** BEGIN LISTING **

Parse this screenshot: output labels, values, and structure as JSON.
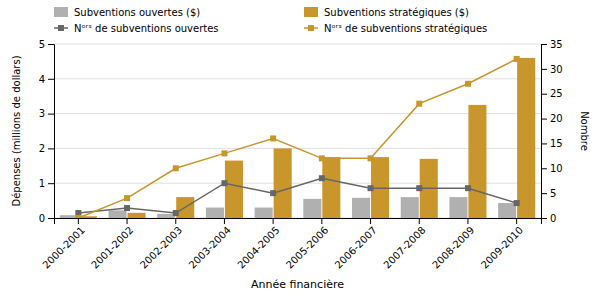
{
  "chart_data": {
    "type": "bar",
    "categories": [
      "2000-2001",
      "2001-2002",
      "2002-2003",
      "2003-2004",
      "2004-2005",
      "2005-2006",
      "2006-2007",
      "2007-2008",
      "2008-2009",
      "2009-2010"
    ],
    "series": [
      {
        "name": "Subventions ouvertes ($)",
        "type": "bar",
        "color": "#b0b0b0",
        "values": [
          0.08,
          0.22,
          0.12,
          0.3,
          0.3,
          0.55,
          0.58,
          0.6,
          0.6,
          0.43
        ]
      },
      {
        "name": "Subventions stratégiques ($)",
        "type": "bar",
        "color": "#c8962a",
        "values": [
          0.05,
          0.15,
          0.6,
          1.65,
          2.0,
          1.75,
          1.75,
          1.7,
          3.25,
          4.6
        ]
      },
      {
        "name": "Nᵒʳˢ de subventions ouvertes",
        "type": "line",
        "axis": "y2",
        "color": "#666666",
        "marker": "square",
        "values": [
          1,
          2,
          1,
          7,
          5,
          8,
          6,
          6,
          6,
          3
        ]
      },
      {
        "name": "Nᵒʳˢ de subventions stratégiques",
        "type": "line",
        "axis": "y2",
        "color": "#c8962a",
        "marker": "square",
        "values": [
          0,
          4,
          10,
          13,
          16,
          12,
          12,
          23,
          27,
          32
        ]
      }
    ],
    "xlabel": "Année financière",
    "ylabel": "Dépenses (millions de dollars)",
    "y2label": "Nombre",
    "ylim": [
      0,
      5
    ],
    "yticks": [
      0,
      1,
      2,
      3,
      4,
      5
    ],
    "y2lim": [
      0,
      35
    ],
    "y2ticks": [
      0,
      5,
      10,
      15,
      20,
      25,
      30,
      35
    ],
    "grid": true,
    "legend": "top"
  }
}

** END LISTING **
** BEGIN LISTING **

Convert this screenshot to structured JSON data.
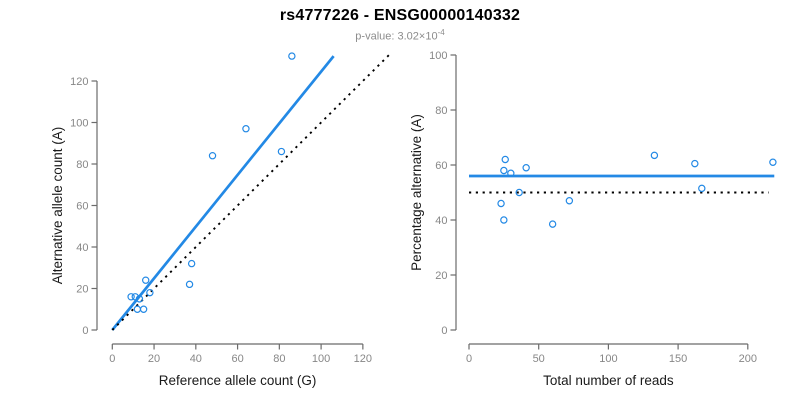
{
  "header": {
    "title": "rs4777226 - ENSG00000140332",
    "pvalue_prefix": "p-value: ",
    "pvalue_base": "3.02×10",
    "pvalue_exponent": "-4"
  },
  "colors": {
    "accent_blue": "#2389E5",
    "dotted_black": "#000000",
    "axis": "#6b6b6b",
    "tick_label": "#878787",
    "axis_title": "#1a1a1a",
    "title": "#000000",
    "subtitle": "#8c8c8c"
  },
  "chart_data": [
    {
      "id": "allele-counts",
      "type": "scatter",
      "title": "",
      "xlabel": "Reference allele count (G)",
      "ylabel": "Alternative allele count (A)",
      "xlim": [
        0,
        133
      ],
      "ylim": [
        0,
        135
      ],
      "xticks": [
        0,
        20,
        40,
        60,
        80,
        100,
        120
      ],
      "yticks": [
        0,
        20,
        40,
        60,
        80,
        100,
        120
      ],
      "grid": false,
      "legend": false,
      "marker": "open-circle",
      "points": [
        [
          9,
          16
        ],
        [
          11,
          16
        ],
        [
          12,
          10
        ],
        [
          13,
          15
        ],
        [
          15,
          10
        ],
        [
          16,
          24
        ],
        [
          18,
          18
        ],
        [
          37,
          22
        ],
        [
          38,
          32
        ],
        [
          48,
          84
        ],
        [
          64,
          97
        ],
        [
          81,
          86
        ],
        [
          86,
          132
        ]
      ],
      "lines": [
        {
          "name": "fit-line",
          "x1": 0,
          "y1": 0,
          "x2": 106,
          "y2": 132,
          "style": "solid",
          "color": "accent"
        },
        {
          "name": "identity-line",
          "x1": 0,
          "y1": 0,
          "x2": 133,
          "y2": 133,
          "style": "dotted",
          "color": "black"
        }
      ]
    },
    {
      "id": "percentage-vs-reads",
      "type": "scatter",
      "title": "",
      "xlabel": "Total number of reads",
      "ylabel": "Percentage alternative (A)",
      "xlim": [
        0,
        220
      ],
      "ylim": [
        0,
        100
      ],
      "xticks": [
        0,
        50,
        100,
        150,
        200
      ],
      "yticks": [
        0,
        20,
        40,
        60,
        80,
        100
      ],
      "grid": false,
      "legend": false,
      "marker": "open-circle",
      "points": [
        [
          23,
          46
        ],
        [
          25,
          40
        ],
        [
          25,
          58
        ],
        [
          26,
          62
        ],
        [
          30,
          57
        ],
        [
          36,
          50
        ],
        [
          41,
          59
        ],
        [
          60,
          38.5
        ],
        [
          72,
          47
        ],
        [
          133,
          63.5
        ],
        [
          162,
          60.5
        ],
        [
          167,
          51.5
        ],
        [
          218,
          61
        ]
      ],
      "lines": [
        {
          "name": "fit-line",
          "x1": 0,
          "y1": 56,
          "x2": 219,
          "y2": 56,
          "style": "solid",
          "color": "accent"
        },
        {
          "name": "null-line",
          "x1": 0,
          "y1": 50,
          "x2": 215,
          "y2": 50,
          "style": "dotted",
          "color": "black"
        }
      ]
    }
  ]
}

** END LISTING **

OBJECTIVE: Go through the records and show every line with the string "JSON" in it.

RESULT:
Parse this screenshot: output labels, values, and structure as JSON.
Convert this screenshot to structured JSON data.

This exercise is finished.